• [What is required] In the data below, locate each line with the word "mesto" and list it.

----------------

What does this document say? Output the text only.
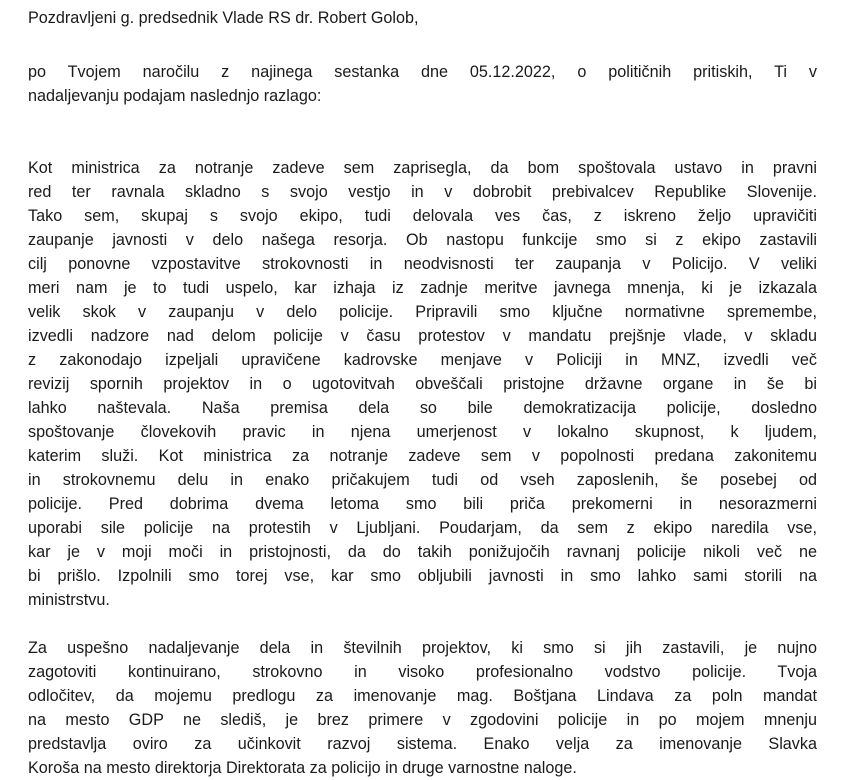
Pozdravljeni g. predsednik Vlade RS dr. Robert Golob,

po Tvojem naročilu z najinega sestanka dne 05.12.2022, o političnih pritiskih, Ti v
nadaljevanju podajam naslednjo razlago:

Kot ministrica za notranje zadeve sem zaprisegla, da bom spoštovala ustavo in pravni
red ter ravnala skladno s svojo vestjo in v dobrobit prebivalcev Republike Slovenije.
Tako sem, skupaj s svojo ekipo, tudi delovala ves čas, z iskreno željo upravičiti
zaupanje javnosti v delo našega resorja. Ob nastopu funkcije smo si z ekipo zastavili
cilj ponovne vzpostavitve strokovnosti in neodvisnosti ter zaupanja v Policijo. V veliki
meri nam je to tudi uspelo, kar izhaja iz zadnje meritve javnega mnenja, ki je izkazala
velik skok v zaupanju v delo policije. Pripravili smo ključne normativne spremembe,
izvedli nadzore nad delom policije v času protestov v mandatu prejšnje vlade, v skladu
z zakonodajo izpeljali upravičene kadrovske menjave v Policiji in MNZ, izvedli več
revizij spornih projektov in o ugotovitvah obveščali pristojne državne organe in še bi
lahko naštevala. Naša premisa dela so bile demokratizacija policije, dosledno
spoštovanje človekovih pravic in njena umerjenost v lokalno skupnost, k ljudem,
katerim služi. Kot ministrica za notranje zadeve sem v popolnosti predana zakonitemu
in strokovnemu delu in enako pričakujem tudi od vseh zaposlenih, še posebej od
policije. Pred dobrima dvema letoma smo bili priča prekomerni in nesorazmerni
uporabi sile policije na protestih v Ljubljani. Poudarjam, da sem z ekipo naredila vse,
kar je v moji moči in pristojnosti, da do takih ponižujočih ravnanj policije nikoli več ne
bi prišlo. Izpolnili smo torej vse, kar smo obljubili javnosti in smo lahko sami storili na
ministrstvu.

Za uspešno nadaljevanje dela in številnih projektov, ki smo si jih zastavili, je nujno
zagotoviti kontinuirano, strokovno in visoko profesionalno vodstvo policije. Tvoja
odločitev, da mojemu predlogu za imenovanje mag. Boštjana Lindava za poln mandat
na mesto GDP ne slediš, je brez primere v zgodovini policije in po mojem mnenju
predstavlja oviro za učinkovit razvoj sistema. Enako velja za imenovanje Slavka
Koroša na mesto direktorja Direktorata za policijo in druge varnostne naloge.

----------------

• [Final result]
na mesto GDP ne slediš, je brez primere v zgodovini policije in po mojem mnenju
Koroša na mesto direktorja Direktorata za policijo in druge varnostne naloge.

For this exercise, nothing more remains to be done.